• AIM: Return the lines where the word "Drink" occurs.
— start MATERIAL FOR THIS TASK —
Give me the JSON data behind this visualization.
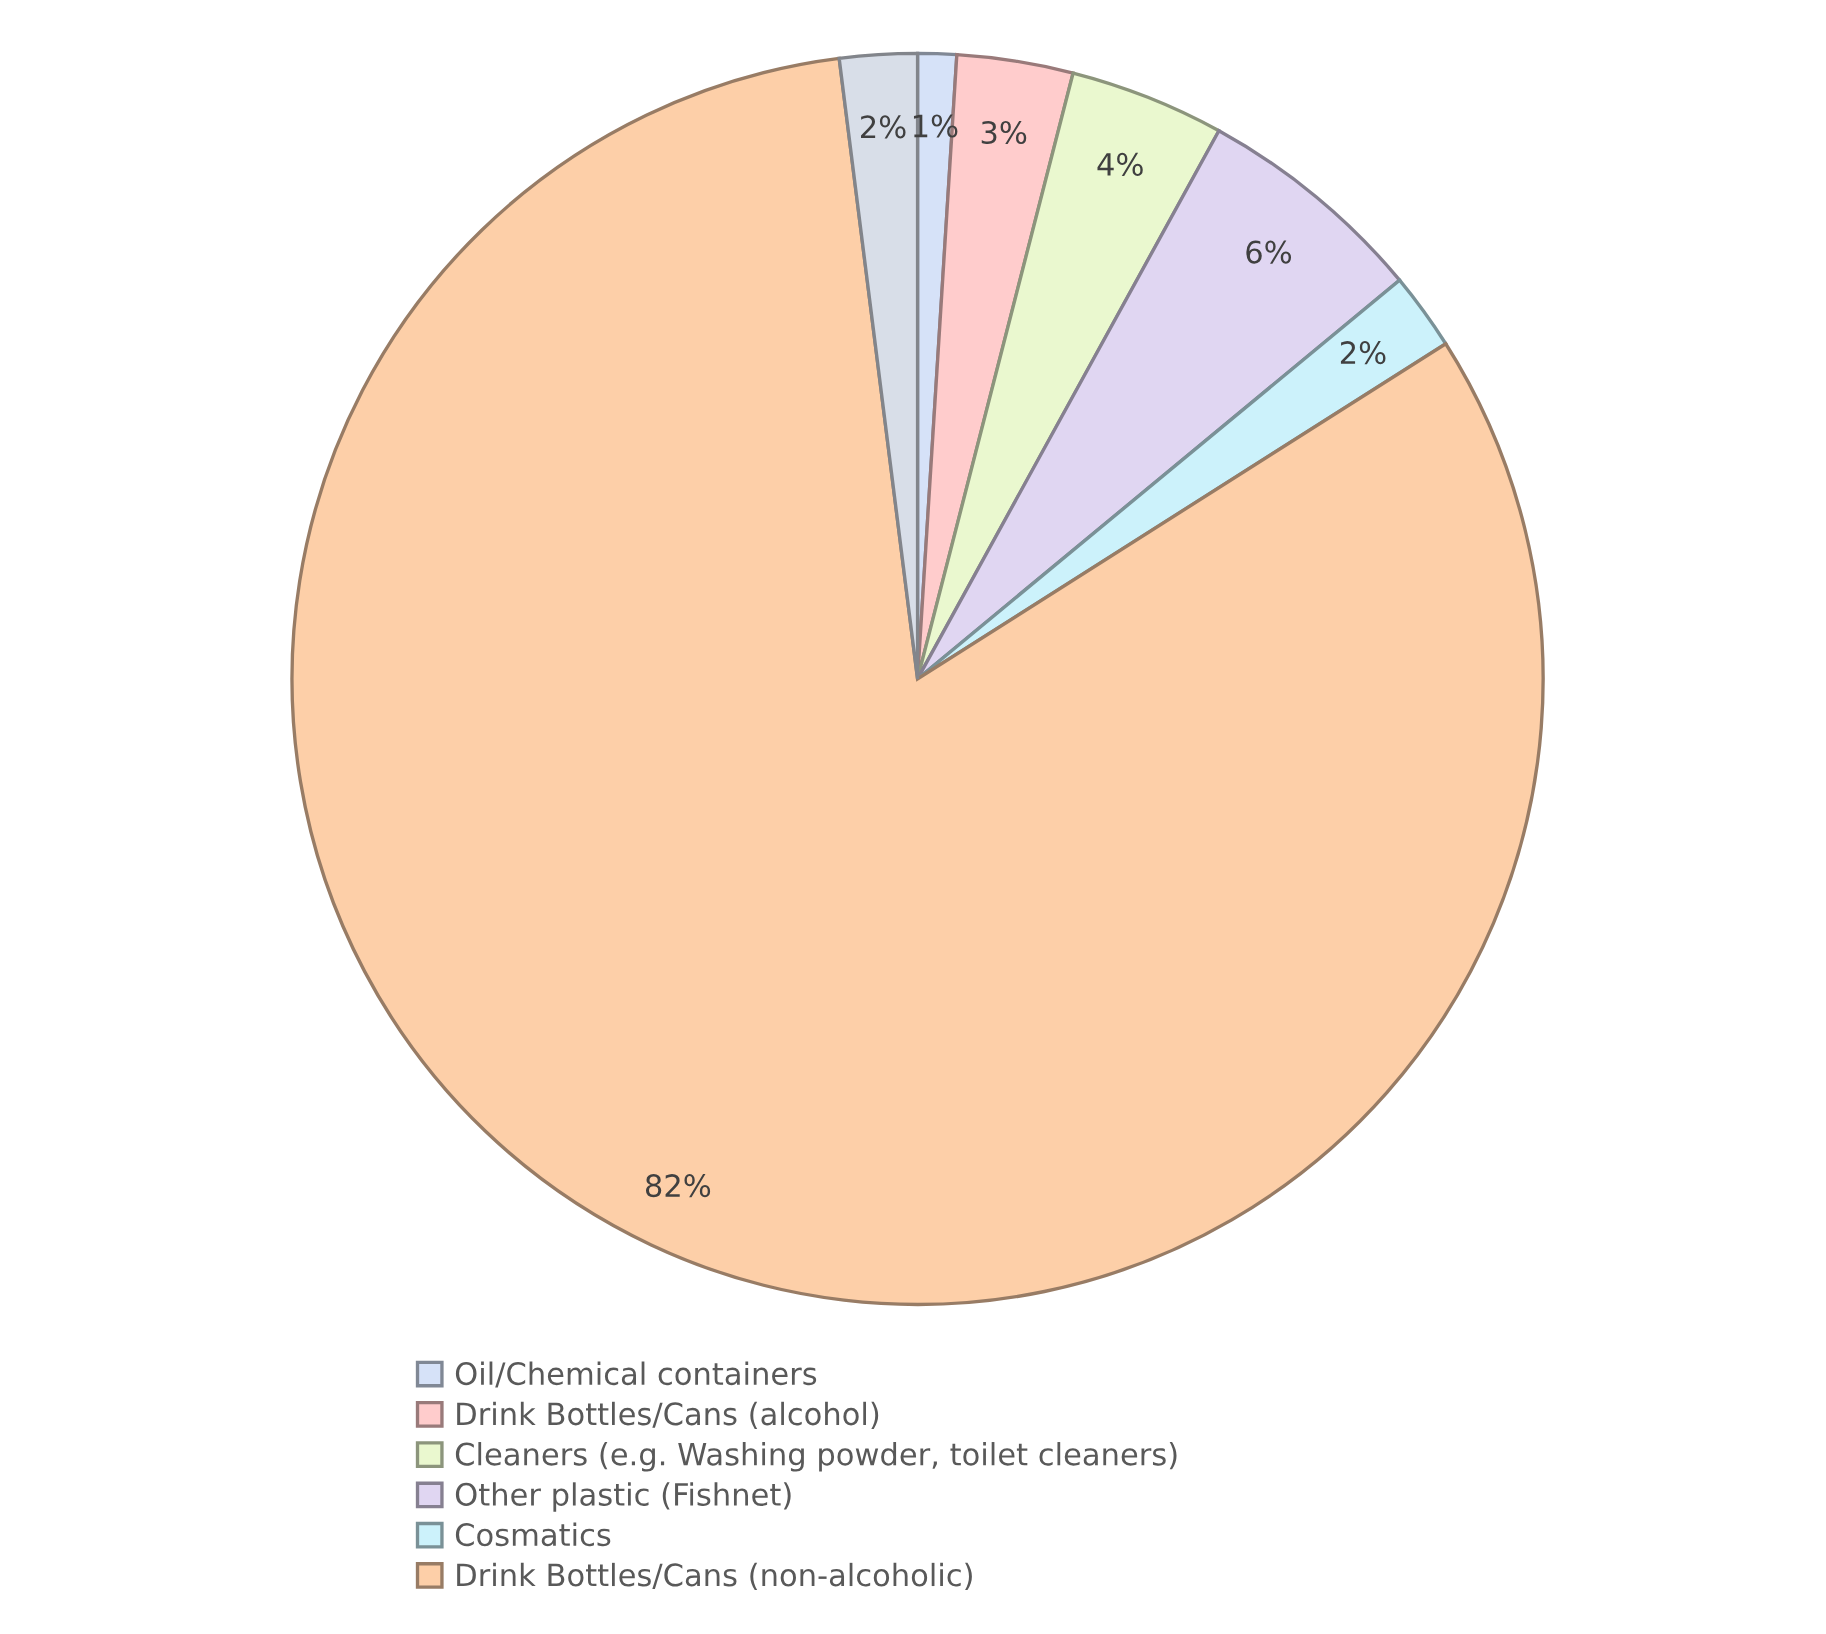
{
  "chart_data": {
    "type": "pie",
    "categories": [
      "Oil/Chemical containers",
      "Drink Bottles/Cans (alcohol)",
      "Cleaners (e.g. Washing powder, toilet cleaners)",
      "Other plastic (Fishnet)",
      "Cosmatics",
      "Drink Bottles/Cans (non-alcoholic)",
      null
    ],
    "values": [
      1,
      3,
      4,
      6,
      2,
      82,
      2
    ],
    "value_labels": [
      "1%",
      "3%",
      "4%",
      "6%",
      "2%",
      "82%",
      "2%"
    ],
    "colors": [
      "#d6e2f8",
      "#ffcccc",
      "#eaf8cf",
      "#e0d6f2",
      "#ccf2fb",
      "#fdcfa8",
      "#d8dee8"
    ],
    "legend": "bottom"
  }
}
— end MATERIAL FOR THIS TASK —
• ANSWER:
      "Drink Bottles/Cans (alcohol)",
      "Drink Bottles/Cans (non-alcoholic)",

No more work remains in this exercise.